◆ Exercise:
Omit every picture while repeating the entries exactly.

===== Dataset rows

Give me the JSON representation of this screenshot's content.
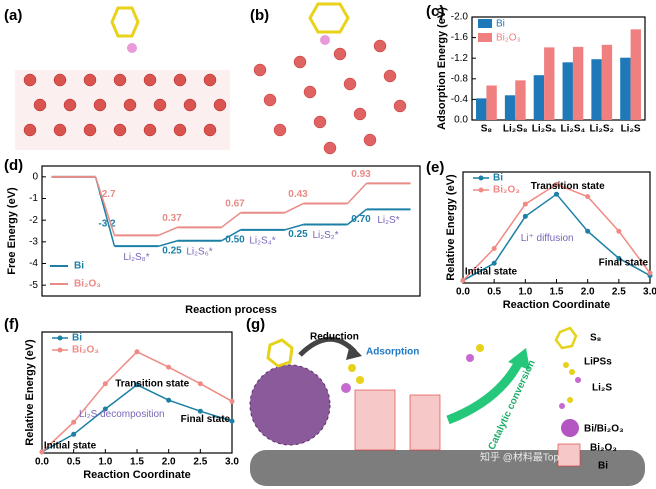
{
  "panels": [
    "(a)",
    "(b)",
    "(c)",
    "(d)",
    "(e)",
    "(f)",
    "(g)"
  ],
  "chart_data": [
    {
      "type": "bar",
      "ylabel": "Adsorption Energy (eV)",
      "categories": [
        "S₈",
        "Li₂S₈",
        "Li₂S₆",
        "Li₂S₄",
        "Li₂S₂",
        "Li₂S"
      ],
      "series": [
        {
          "name": "Bi",
          "color": "#1f78b8",
          "values": [
            -0.42,
            -0.48,
            -0.87,
            -1.12,
            -1.18,
            -1.21
          ]
        },
        {
          "name": "Bi₂O₃",
          "color": "#f08080",
          "values": [
            -0.67,
            -0.77,
            -1.41,
            -1.42,
            -1.46,
            -1.76
          ]
        }
      ],
      "ylim": [
        0,
        -2.0
      ],
      "yticks": [
        {
          "value": 0,
          "label": "0.0"
        },
        -0.4,
        -0.8,
        -1.2,
        -1.6,
        {
          "value": -2,
          "label": "-2.0"
        }
      ]
    },
    {
      "type": "step",
      "ylabel": "Free Energy (eV)",
      "xlabel": "Reaction process",
      "categories": [
        null,
        "Li₂S₈*",
        "Li₂S₆*",
        "Li₂S₄*",
        "Li₂S₂*",
        "Li₂S*"
      ],
      "series": [
        {
          "name": "Bi",
          "color": "#1b7fa6",
          "values": [
            0,
            -3.2,
            -2.95,
            -2.45,
            -2.2,
            -1.5
          ],
          "change_labels": [
            "-3.2",
            "0.25",
            "0.50",
            "0.25",
            "0.70"
          ]
        },
        {
          "name": "Bi₂O₃",
          "color": "#e98b86",
          "values": [
            0,
            -2.7,
            -2.33,
            -1.66,
            -1.23,
            -0.3
          ],
          "change_labels": [
            "-2.7",
            "0.37",
            "0.67",
            "0.43",
            "0.93"
          ]
        }
      ],
      "ylim": [
        -5.5,
        0.5
      ],
      "yticks": [
        0,
        -1,
        -2,
        -3,
        -4,
        -5
      ]
    },
    {
      "type": "line",
      "ylabel": "Relative Energy (eV)",
      "xlabel": "Reaction Coordinate",
      "x": [
        0,
        0.5,
        1,
        1.5,
        2,
        2.5,
        3
      ],
      "series": [
        {
          "name": "Bi",
          "color": "#1b7fa6",
          "values": [
            0.01,
            0.08,
            0.27,
            0.36,
            0.21,
            0.1,
            0.03
          ]
        },
        {
          "name": "Bi₂O₃",
          "color": "#f08a84",
          "values": [
            0.01,
            0.14,
            0.32,
            0.4,
            0.35,
            0.21,
            0.04
          ]
        }
      ],
      "xlim": [
        0,
        3
      ],
      "xticks": [
        {
          "value": 0,
          "label": "0.0"
        },
        0.5,
        {
          "value": 1,
          "label": "1.0"
        },
        1.5,
        {
          "value": 2,
          "label": "2.0"
        },
        2.5,
        {
          "value": 3,
          "label": "3.0"
        }
      ],
      "ylim": [
        0,
        0.45
      ],
      "annotations": [
        "Transition state",
        "Li⁺ diffusion",
        "Initial state",
        "Final state"
      ]
    },
    {
      "type": "line",
      "ylabel": "Relative Energy (eV)",
      "xlabel": "Reaction Coordinate",
      "x": [
        0,
        0.5,
        1,
        1.5,
        2,
        2.5,
        3
      ],
      "series": [
        {
          "name": "Bi",
          "color": "#1b7fa6",
          "values": [
            0.01,
            0.17,
            0.4,
            0.62,
            0.48,
            0.38,
            0.29
          ]
        },
        {
          "name": "Bi₂O₃",
          "color": "#f08a84",
          "values": [
            0.01,
            0.28,
            0.63,
            0.92,
            0.78,
            0.63,
            0.47
          ]
        }
      ],
      "xlim": [
        0,
        3
      ],
      "xticks": [
        {
          "value": 0,
          "label": "0.0"
        },
        0.5,
        {
          "value": 1,
          "label": "1.0"
        },
        1.5,
        {
          "value": 2,
          "label": "2.0"
        },
        2.5,
        {
          "value": 3,
          "label": "3.0"
        }
      ],
      "ylim": [
        0,
        1.1
      ],
      "annotations": [
        "Transition state",
        "Li₂S decomposition",
        "Initial state",
        "Final state"
      ]
    }
  ],
  "schematic": {
    "reduction": "Reduction",
    "adsorption": "Adsorption",
    "conversion": "Catalytic conversion",
    "legend": [
      "S₈",
      "LiPSs",
      "Li₂S",
      "Bi/Bi₂O₃",
      "Bi₂O₃",
      "Bi"
    ],
    "watermark": "知乎 @材料最Top"
  }
}
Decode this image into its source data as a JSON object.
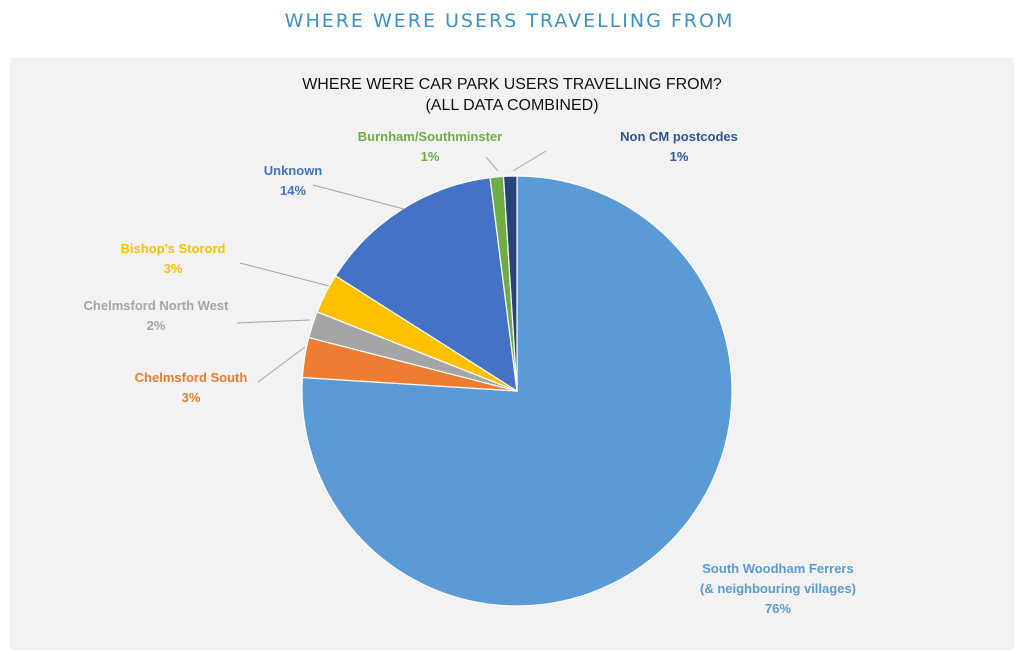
{
  "header": {
    "title": "WHERE WERE USERS TRAVELLING FROM"
  },
  "chart_data": {
    "type": "pie",
    "title": "WHERE WERE CAR PARK USERS TRAVELLING FROM?",
    "subtitle": "(ALL DATA COMBINED)",
    "start_angle_deg": 0,
    "direction": "clockwise",
    "slices": [
      {
        "label": "South Woodham Ferrers (& neighbouring villages)",
        "label_lines": [
          "South Woodham Ferrers",
          "(& neighbouring villages)"
        ],
        "value": 76,
        "value_label": "76%",
        "color": "#5b9bd5",
        "label_color": "#5b9bd5"
      },
      {
        "label": "Chelmsford South",
        "label_lines": [
          "Chelmsford South"
        ],
        "value": 3,
        "value_label": "3%",
        "color": "#ed7d31",
        "label_color": "#ed7d31"
      },
      {
        "label": "Chelmsford North West",
        "label_lines": [
          "Chelmsford North West"
        ],
        "value": 2,
        "value_label": "2%",
        "color": "#a5a5a5",
        "label_color": "#a5a5a5"
      },
      {
        "label": "Bishop's Storord",
        "label_lines": [
          "Bishop's Storord"
        ],
        "value": 3,
        "value_label": "3%",
        "color": "#ffc000",
        "label_color": "#ffc000"
      },
      {
        "label": "Unknown",
        "label_lines": [
          "Unknown"
        ],
        "value": 14,
        "value_label": "14%",
        "color": "#4472c4",
        "label_color": "#4472c4"
      },
      {
        "label": "Burnham/Southminster",
        "label_lines": [
          "Burnham/Southminster"
        ],
        "value": 1,
        "value_label": "1%",
        "color": "#70ad47",
        "label_color": "#70ad47"
      },
      {
        "label": "Non CM postcodes",
        "label_lines": [
          "Non CM postcodes"
        ],
        "value": 1,
        "value_label": "1%",
        "color": "#264478",
        "label_color": "#2e5597"
      }
    ]
  }
}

==========

◆ Output for this exercise:
Give me the JSON representation of this screenshot's content.
{
  "panels": [
    "(a)",
    "(b)",
    "(c)",
    "(d)",
    "(e)",
    "(f)",
    "(g)"
  ],
  "chart_data": [
    {
      "type": "bar",
      "ylabel": "Adsorption Energy (eV)",
      "categories": [
        "S₈",
        "Li₂S₈",
        "Li₂S₆",
        "Li₂S₄",
        "Li₂S₂",
        "Li₂S"
      ],
      "series": [
        {
          "name": "Bi",
          "color": "#1f78b8",
          "values": [
            -0.42,
            -0.48,
            -0.87,
            -1.12,
            -1.18,
            -1.21
          ]
        },
        {
          "name": "Bi₂O₃",
          "color": "#f08080",
          "values": [
            -0.67,
            -0.77,
            -1.41,
            -1.42,
            -1.46,
            -1.76
          ]
        }
      ],
      "ylim": [
        0,
        -2.0
      ],
      "yticks": [
        {
          "value": 0,
          "label": "0.0"
        },
        -0.4,
        -0.8,
        -1.2,
        -1.6,
        {
          "value": -2,
          "label": "-2.0"
        }
      ]
    },
    {
      "type": "step",
      "ylabel": "Free Energy (eV)",
      "xlabel": "Reaction process",
      "categories": [
        null,
        "Li₂S₈*",
        "Li₂S₆*",
        "Li₂S₄*",
        "Li₂S₂*",
        "Li₂S*"
      ],
      "series": [
        {
          "name": "Bi",
          "color": "#1b7fa6",
          "values": [
            0,
            -3.2,
            -2.95,
            -2.45,
            -2.2,
            -1.5
          ],
          "change_labels": [
            "-3.2",
            "0.25",
            "0.50",
            "0.25",
            "0.70"
          ]
        },
        {
          "name": "Bi₂O₃",
          "color": "#e98b86",
          "values": [
            0,
            -2.7,
            -2.33,
            -1.66,
            -1.23,
            -0.3
          ],
          "change_labels": [
            "-2.7",
            "0.37",
            "0.67",
            "0.43",
            "0.93"
          ]
        }
      ],
      "ylim": [
        -5.5,
        0.5
      ],
      "yticks": [
        0,
        -1,
        -2,
        -3,
        -4,
        -5
      ]
    },
    {
      "type": "line",
      "ylabel": "Relative Energy (eV)",
      "xlabel": "Reaction Coordinate",
      "x": [
        0,
        0.5,
        1,
        1.5,
        2,
        2.5,
        3
      ],
      "series": [
        {
          "name": "Bi",
          "color": "#1b7fa6",
          "values": [
            0.01,
            0.08,
            0.27,
            0.36,
            0.21,
            0.1,
            0.03
          ]
        },
        {
          "name": "Bi₂O₃",
          "color": "#f08a84",
          "values": [
            0.01,
            0.14,
            0.32,
            0.4,
            0.35,
            0.21,
            0.04
          ]
        }
      ],
      "xlim": [
        0,
        3
      ],
      "xticks": [
        {
          "value": 0,
          "label": "0.0"
        },
        0.5,
        {
          "value": 1,
          "label": "1.0"
        },
        1.5,
        {
          "value": 2,
          "label": "2.0"
        },
        2.5,
        {
          "value": 3,
          "label": "3.0"
        }
      ],
      "ylim": [
        0,
        0.45
      ],
      "annotations": [
        "Transition state",
        "Li⁺ diffusion",
        "Initial state",
        "Final state"
      ]
    },
    {
      "type": "line",
      "ylabel": "Relative Energy (eV)",
      "xlabel": "Reaction Coordinate",
      "x": [
        0,
        0.5,
        1,
        1.5,
        2,
        2.5,
        3
      ],
      "series": [
        {
          "name": "Bi",
          "color": "#1b7fa6",
          "values": [
            0.01,
            0.17,
            0.4,
            0.62,
            0.48,
            0.38,
            0.29
          ]
        },
        {
          "name": "Bi₂O₃",
          "color": "#f08a84",
          "values": [
            0.01,
            0.28,
            0.63,
            0.92,
            0.78,
            0.63,
            0.47
          ]
        }
      ],
      "xlim": [
        0,
        3
      ],
      "xticks": [
        {
          "value": 0,
          "label": "0.0"
        },
        0.5,
        {
          "value": 1,
          "label": "1.0"
        },
        1.5,
        {
          "value": 2,
          "label": "2.0"
        },
        2.5,
        {
          "value": 3,
          "label": "3.0"
        }
      ],
      "ylim": [
        0,
        1.1
      ],
      "annotations": [
        "Transition state",
        "Li₂S decomposition",
        "Initial state",
        "Final state"
      ]
    }
  ],
  "schematic": {
    "reduction": "Reduction",
    "adsorption": "Adsorption",
    "conversion": "Catalytic conversion",
    "legend": [
      "S₈",
      "LiPSs",
      "Li₂S",
      "Bi/Bi₂O₃",
      "Bi₂O₃",
      "Bi"
    ],
    "watermark": "知乎 @材料最Top"
  }
}
Decode this image into its source data as a JSON object.
{
  "header": {
    "title": "WHERE WERE USERS TRAVELLING FROM"
  },
  "chart_data": {
    "type": "pie",
    "title": "WHERE WERE CAR PARK USERS TRAVELLING FROM?",
    "subtitle": "(ALL DATA COMBINED)",
    "start_angle_deg": 0,
    "direction": "clockwise",
    "slices": [
      {
        "label": "South Woodham Ferrers (& neighbouring villages)",
        "label_lines": [
          "South Woodham Ferrers",
          "(& neighbouring villages)"
        ],
        "value": 76,
        "value_label": "76%",
        "color": "#5b9bd5",
        "label_color": "#5b9bd5"
      },
      {
        "label": "Chelmsford South",
        "label_lines": [
          "Chelmsford South"
        ],
        "value": 3,
        "value_label": "3%",
        "color": "#ed7d31",
        "label_color": "#ed7d31"
      },
      {
        "label": "Chelmsford North West",
        "label_lines": [
          "Chelmsford North West"
        ],
        "value": 2,
        "value_label": "2%",
        "color": "#a5a5a5",
        "label_color": "#a5a5a5"
      },
      {
        "label": "Bishop's Storord",
        "label_lines": [
          "Bishop's Storord"
        ],
        "value": 3,
        "value_label": "3%",
        "color": "#ffc000",
        "label_color": "#ffc000"
      },
      {
        "label": "Unknown",
        "label_lines": [
          "Unknown"
        ],
        "value": 14,
        "value_label": "14%",
        "color": "#4472c4",
        "label_color": "#4472c4"
      },
      {
        "label": "Burnham/Southminster",
        "label_lines": [
          "Burnham/Southminster"
        ],
        "value": 1,
        "value_label": "1%",
        "color": "#70ad47",
        "label_color": "#70ad47"
      },
      {
        "label": "Non CM postcodes",
        "label_lines": [
          "Non CM postcodes"
        ],
        "value": 1,
        "value_label": "1%",
        "color": "#264478",
        "label_color": "#2e5597"
      }
    ]
  }
}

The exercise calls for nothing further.